---------- Data for this task
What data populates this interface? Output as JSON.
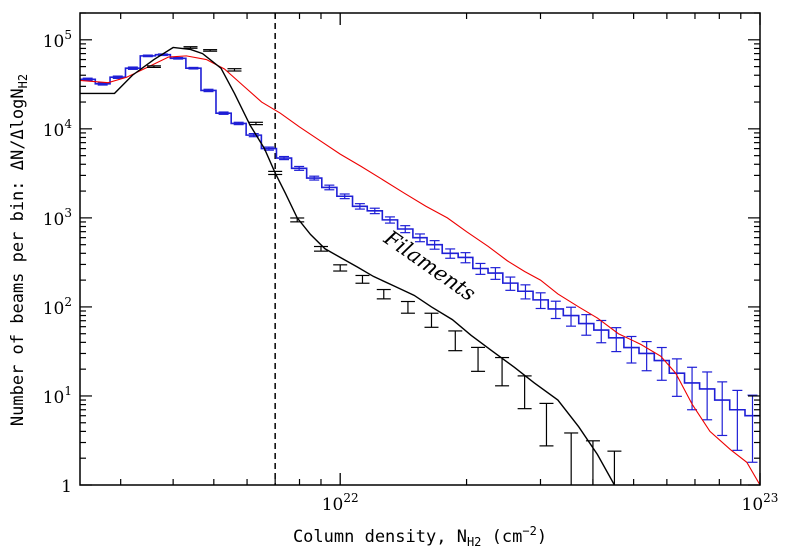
{
  "chart_data": {
    "type": "line",
    "title": "",
    "xlabel_main": "Column density, N",
    "xlabel_sub": "H2",
    "xlabel_units": "(cm",
    "xlabel_exp": "−2",
    "xlabel_close": ")",
    "ylabel_main": "Number of beams per bin: ΔN/ΔlogN",
    "ylabel_sub": "H2",
    "x_scale": "log",
    "y_scale": "log",
    "xlim": [
      2.4e+21,
      1e+23
    ],
    "ylim": [
      1,
      200000
    ],
    "x_ticks": [
      {
        "value": 1e+22,
        "base": "10",
        "exp": "22"
      },
      {
        "value": 1e+23,
        "base": "10",
        "exp": "23"
      }
    ],
    "y_ticks": [
      {
        "value": 1,
        "base": "1",
        "exp": ""
      },
      {
        "value": 10,
        "base": "10",
        "exp": "1"
      },
      {
        "value": 100,
        "base": "10",
        "exp": "2"
      },
      {
        "value": 1000,
        "base": "10",
        "exp": "3"
      },
      {
        "value": 10000,
        "base": "10",
        "exp": "4"
      },
      {
        "value": 100000,
        "base": "10",
        "exp": "5"
      }
    ],
    "threshold_line": {
      "x": 7e+21,
      "style": "dashed"
    },
    "annotation": {
      "text": "Filaments",
      "x": 1.6e+22,
      "y": 250,
      "angle": 35
    },
    "series": [
      {
        "name": "blue-histogram",
        "color": "#1f1fd6",
        "style": "step",
        "bin_edges": [
          2.4e+21,
          2.61e+21,
          2.83e+21,
          3.08e+21,
          3.34e+21,
          3.63e+21,
          3.94e+21,
          4.29e+21,
          4.66e+21,
          5.06e+21,
          5.5e+21,
          5.97e+21,
          6.49e+21,
          7.05e+21,
          7.66e+21,
          8.32e+21,
          9.04e+21,
          9.82e+21,
          1.07e+22,
          1.16e+22,
          1.26e+22,
          1.37e+22,
          1.49e+22,
          1.61e+22,
          1.75e+22,
          1.91e+22,
          2.07e+22,
          2.25e+22,
          2.44e+22,
          2.65e+22,
          2.88e+22,
          3.13e+22,
          3.4e+22,
          3.7e+22,
          4.02e+22,
          4.36e+22,
          4.74e+22,
          5.15e+22,
          5.6e+22,
          6.08e+22,
          6.61e+22,
          7.18e+22,
          7.8e+22,
          8.47e+22,
          9.21e+22,
          1e+23
        ],
        "values": [
          36000,
          32000,
          38000,
          48000,
          66000,
          68000,
          62000,
          48000,
          27000,
          15000,
          11500,
          8500,
          6000,
          4700,
          3600,
          2800,
          2200,
          1750,
          1350,
          1200,
          950,
          750,
          600,
          500,
          400,
          360,
          270,
          240,
          185,
          150,
          120,
          95,
          80,
          65,
          55,
          45,
          35,
          30,
          25,
          18,
          14,
          12,
          9,
          7,
          6
        ],
        "errors_rel": [
          0.03,
          0.03,
          0.03,
          0.03,
          0.02,
          0.02,
          0.02,
          0.02,
          0.03,
          0.03,
          0.03,
          0.04,
          0.04,
          0.04,
          0.05,
          0.05,
          0.06,
          0.06,
          0.07,
          0.07,
          0.08,
          0.09,
          0.1,
          0.11,
          0.12,
          0.13,
          0.14,
          0.15,
          0.17,
          0.18,
          0.2,
          0.22,
          0.24,
          0.26,
          0.28,
          0.3,
          0.33,
          0.36,
          0.4,
          0.45,
          0.5,
          0.55,
          0.6,
          0.65,
          0.7
        ]
      },
      {
        "name": "red-curve",
        "color": "#ee0000",
        "style": "line",
        "x": [
          2.4e+21,
          2.8e+21,
          3.1e+21,
          3.5e+21,
          3.9e+21,
          4.3e+21,
          4.8e+21,
          5.3e+21,
          5.9e+21,
          6.5e+21,
          7.2e+21,
          8e+21,
          8.9e+21,
          1e+22,
          1.12e+22,
          1.26e+22,
          1.42e+22,
          1.6e+22,
          1.8e+22,
          2e+22,
          2.25e+22,
          2.5e+22,
          2.75e+22,
          3e+22,
          3.3e+22,
          3.7e+22,
          4.1e+22,
          4.6e+22,
          5.2e+22,
          5.8e+22,
          6.3e+22,
          6.9e+22,
          7.6e+22,
          8.5e+22,
          9.3e+22,
          1e+23
        ],
        "y": [
          35000,
          33000,
          38000,
          50000,
          64000,
          66000,
          60000,
          47000,
          30000,
          20000,
          15000,
          10500,
          7500,
          5200,
          3800,
          2700,
          1900,
          1350,
          1000,
          700,
          480,
          330,
          250,
          200,
          140,
          100,
          75,
          50,
          38,
          28,
          18,
          8,
          4,
          2.5,
          1.8,
          1.0
        ]
      },
      {
        "name": "black-curve",
        "color": "#000000",
        "style": "line",
        "x": [
          2.4e+21,
          2.9e+21,
          3.2e+21,
          3.6e+21,
          4e+21,
          4.4e+21,
          4.7e+21,
          5.2e+21,
          5.6e+21,
          6.1e+21,
          6.6e+21,
          7e+21,
          7.4e+21,
          7.9e+21,
          8.5e+21,
          9.2e+21,
          1e+22,
          1.1e+22,
          1.2e+22,
          1.35e+22,
          1.5e+22,
          1.65e+22,
          1.85e+22,
          2.05e+22,
          2.3e+22,
          2.6e+22,
          2.9e+22,
          3.3e+22,
          3.7e+22,
          4.1e+22,
          4.5e+22
        ],
        "y": [
          25000,
          25000,
          40000,
          60000,
          82000,
          78000,
          70000,
          48000,
          25000,
          11000,
          6000,
          3200,
          1900,
          1000,
          650,
          450,
          360,
          280,
          220,
          170,
          135,
          100,
          72,
          48,
          32,
          21,
          14,
          9,
          4.5,
          2.2,
          1.0
        ]
      }
    ],
    "black_markers": [
      {
        "x": 3.6e+21,
        "y": 50000,
        "err_rel": 0.02
      },
      {
        "x": 4.4e+21,
        "y": 82000,
        "err_rel": 0.02
      },
      {
        "x": 4.9e+21,
        "y": 76000,
        "err_rel": 0.02
      },
      {
        "x": 5.6e+21,
        "y": 46000,
        "err_rel": 0.03
      },
      {
        "x": 6.3e+21,
        "y": 11500,
        "err_rel": 0.03
      },
      {
        "x": 7e+21,
        "y": 3200,
        "err_rel": 0.04
      },
      {
        "x": 7.9e+21,
        "y": 950,
        "err_rel": 0.05
      },
      {
        "x": 9e+21,
        "y": 450,
        "err_rel": 0.06
      },
      {
        "x": 1e+22,
        "y": 275,
        "err_rel": 0.08
      },
      {
        "x": 1.13e+22,
        "y": 205,
        "err_rel": 0.1
      },
      {
        "x": 1.27e+22,
        "y": 140,
        "err_rel": 0.12
      },
      {
        "x": 1.45e+22,
        "y": 100,
        "err_rel": 0.15
      },
      {
        "x": 1.65e+22,
        "y": 72,
        "err_rel": 0.18
      },
      {
        "x": 1.88e+22,
        "y": 43,
        "err_rel": 0.25
      },
      {
        "x": 2.13e+22,
        "y": 27,
        "err_rel": 0.3
      },
      {
        "x": 2.43e+22,
        "y": 20,
        "err_rel": 0.35
      },
      {
        "x": 2.75e+22,
        "y": 12,
        "err_rel": 0.4
      },
      {
        "x": 3.1e+22,
        "y": 5.5,
        "err_rel": 0.5
      },
      {
        "x": 3.55e+22,
        "y": 2.4,
        "err_rel": 0.6
      },
      {
        "x": 4e+22,
        "y": 1.9,
        "err_rel": 0.65
      },
      {
        "x": 4.5e+22,
        "y": 1.5,
        "err_rel": 0.6
      }
    ]
  }
}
--------------------
**Required task:** Reproduce the listing exactly. Leave its pictures out.

**The response:**
What data populates this interface? Output as JSON.
{
  "chart_data": {
    "type": "line",
    "title": "",
    "xlabel_main": "Column density, N",
    "xlabel_sub": "H2",
    "xlabel_units": "(cm",
    "xlabel_exp": "−2",
    "xlabel_close": ")",
    "ylabel_main": "Number of beams per bin: ΔN/ΔlogN",
    "ylabel_sub": "H2",
    "x_scale": "log",
    "y_scale": "log",
    "xlim": [
      2.4e+21,
      1e+23
    ],
    "ylim": [
      1,
      200000
    ],
    "x_ticks": [
      {
        "value": 1e+22,
        "base": "10",
        "exp": "22"
      },
      {
        "value": 1e+23,
        "base": "10",
        "exp": "23"
      }
    ],
    "y_ticks": [
      {
        "value": 1,
        "base": "1",
        "exp": ""
      },
      {
        "value": 10,
        "base": "10",
        "exp": "1"
      },
      {
        "value": 100,
        "base": "10",
        "exp": "2"
      },
      {
        "value": 1000,
        "base": "10",
        "exp": "3"
      },
      {
        "value": 10000,
        "base": "10",
        "exp": "4"
      },
      {
        "value": 100000,
        "base": "10",
        "exp": "5"
      }
    ],
    "threshold_line": {
      "x": 7e+21,
      "style": "dashed"
    },
    "annotation": {
      "text": "Filaments",
      "x": 1.6e+22,
      "y": 250,
      "angle": 35
    },
    "series": [
      {
        "name": "blue-histogram",
        "color": "#1f1fd6",
        "style": "step",
        "bin_edges": [
          2.4e+21,
          2.61e+21,
          2.83e+21,
          3.08e+21,
          3.34e+21,
          3.63e+21,
          3.94e+21,
          4.29e+21,
          4.66e+21,
          5.06e+21,
          5.5e+21,
          5.97e+21,
          6.49e+21,
          7.05e+21,
          7.66e+21,
          8.32e+21,
          9.04e+21,
          9.82e+21,
          1.07e+22,
          1.16e+22,
          1.26e+22,
          1.37e+22,
          1.49e+22,
          1.61e+22,
          1.75e+22,
          1.91e+22,
          2.07e+22,
          2.25e+22,
          2.44e+22,
          2.65e+22,
          2.88e+22,
          3.13e+22,
          3.4e+22,
          3.7e+22,
          4.02e+22,
          4.36e+22,
          4.74e+22,
          5.15e+22,
          5.6e+22,
          6.08e+22,
          6.61e+22,
          7.18e+22,
          7.8e+22,
          8.47e+22,
          9.21e+22,
          1e+23
        ],
        "values": [
          36000,
          32000,
          38000,
          48000,
          66000,
          68000,
          62000,
          48000,
          27000,
          15000,
          11500,
          8500,
          6000,
          4700,
          3600,
          2800,
          2200,
          1750,
          1350,
          1200,
          950,
          750,
          600,
          500,
          400,
          360,
          270,
          240,
          185,
          150,
          120,
          95,
          80,
          65,
          55,
          45,
          35,
          30,
          25,
          18,
          14,
          12,
          9,
          7,
          6
        ],
        "errors_rel": [
          0.03,
          0.03,
          0.03,
          0.03,
          0.02,
          0.02,
          0.02,
          0.02,
          0.03,
          0.03,
          0.03,
          0.04,
          0.04,
          0.04,
          0.05,
          0.05,
          0.06,
          0.06,
          0.07,
          0.07,
          0.08,
          0.09,
          0.1,
          0.11,
          0.12,
          0.13,
          0.14,
          0.15,
          0.17,
          0.18,
          0.2,
          0.22,
          0.24,
          0.26,
          0.28,
          0.3,
          0.33,
          0.36,
          0.4,
          0.45,
          0.5,
          0.55,
          0.6,
          0.65,
          0.7
        ]
      },
      {
        "name": "red-curve",
        "color": "#ee0000",
        "style": "line",
        "x": [
          2.4e+21,
          2.8e+21,
          3.1e+21,
          3.5e+21,
          3.9e+21,
          4.3e+21,
          4.8e+21,
          5.3e+21,
          5.9e+21,
          6.5e+21,
          7.2e+21,
          8e+21,
          8.9e+21,
          1e+22,
          1.12e+22,
          1.26e+22,
          1.42e+22,
          1.6e+22,
          1.8e+22,
          2e+22,
          2.25e+22,
          2.5e+22,
          2.75e+22,
          3e+22,
          3.3e+22,
          3.7e+22,
          4.1e+22,
          4.6e+22,
          5.2e+22,
          5.8e+22,
          6.3e+22,
          6.9e+22,
          7.6e+22,
          8.5e+22,
          9.3e+22,
          1e+23
        ],
        "y": [
          35000,
          33000,
          38000,
          50000,
          64000,
          66000,
          60000,
          47000,
          30000,
          20000,
          15000,
          10500,
          7500,
          5200,
          3800,
          2700,
          1900,
          1350,
          1000,
          700,
          480,
          330,
          250,
          200,
          140,
          100,
          75,
          50,
          38,
          28,
          18,
          8,
          4,
          2.5,
          1.8,
          1.0
        ]
      },
      {
        "name": "black-curve",
        "color": "#000000",
        "style": "line",
        "x": [
          2.4e+21,
          2.9e+21,
          3.2e+21,
          3.6e+21,
          4e+21,
          4.4e+21,
          4.7e+21,
          5.2e+21,
          5.6e+21,
          6.1e+21,
          6.6e+21,
          7e+21,
          7.4e+21,
          7.9e+21,
          8.5e+21,
          9.2e+21,
          1e+22,
          1.1e+22,
          1.2e+22,
          1.35e+22,
          1.5e+22,
          1.65e+22,
          1.85e+22,
          2.05e+22,
          2.3e+22,
          2.6e+22,
          2.9e+22,
          3.3e+22,
          3.7e+22,
          4.1e+22,
          4.5e+22
        ],
        "y": [
          25000,
          25000,
          40000,
          60000,
          82000,
          78000,
          70000,
          48000,
          25000,
          11000,
          6000,
          3200,
          1900,
          1000,
          650,
          450,
          360,
          280,
          220,
          170,
          135,
          100,
          72,
          48,
          32,
          21,
          14,
          9,
          4.5,
          2.2,
          1.0
        ]
      }
    ],
    "black_markers": [
      {
        "x": 3.6e+21,
        "y": 50000,
        "err_rel": 0.02
      },
      {
        "x": 4.4e+21,
        "y": 82000,
        "err_rel": 0.02
      },
      {
        "x": 4.9e+21,
        "y": 76000,
        "err_rel": 0.02
      },
      {
        "x": 5.6e+21,
        "y": 46000,
        "err_rel": 0.03
      },
      {
        "x": 6.3e+21,
        "y": 11500,
        "err_rel": 0.03
      },
      {
        "x": 7e+21,
        "y": 3200,
        "err_rel": 0.04
      },
      {
        "x": 7.9e+21,
        "y": 950,
        "err_rel": 0.05
      },
      {
        "x": 9e+21,
        "y": 450,
        "err_rel": 0.06
      },
      {
        "x": 1e+22,
        "y": 275,
        "err_rel": 0.08
      },
      {
        "x": 1.13e+22,
        "y": 205,
        "err_rel": 0.1
      },
      {
        "x": 1.27e+22,
        "y": 140,
        "err_rel": 0.12
      },
      {
        "x": 1.45e+22,
        "y": 100,
        "err_rel": 0.15
      },
      {
        "x": 1.65e+22,
        "y": 72,
        "err_rel": 0.18
      },
      {
        "x": 1.88e+22,
        "y": 43,
        "err_rel": 0.25
      },
      {
        "x": 2.13e+22,
        "y": 27,
        "err_rel": 0.3
      },
      {
        "x": 2.43e+22,
        "y": 20,
        "err_rel": 0.35
      },
      {
        "x": 2.75e+22,
        "y": 12,
        "err_rel": 0.4
      },
      {
        "x": 3.1e+22,
        "y": 5.5,
        "err_rel": 0.5
      },
      {
        "x": 3.55e+22,
        "y": 2.4,
        "err_rel": 0.6
      },
      {
        "x": 4e+22,
        "y": 1.9,
        "err_rel": 0.65
      },
      {
        "x": 4.5e+22,
        "y": 1.5,
        "err_rel": 0.6
      }
    ]
  }
}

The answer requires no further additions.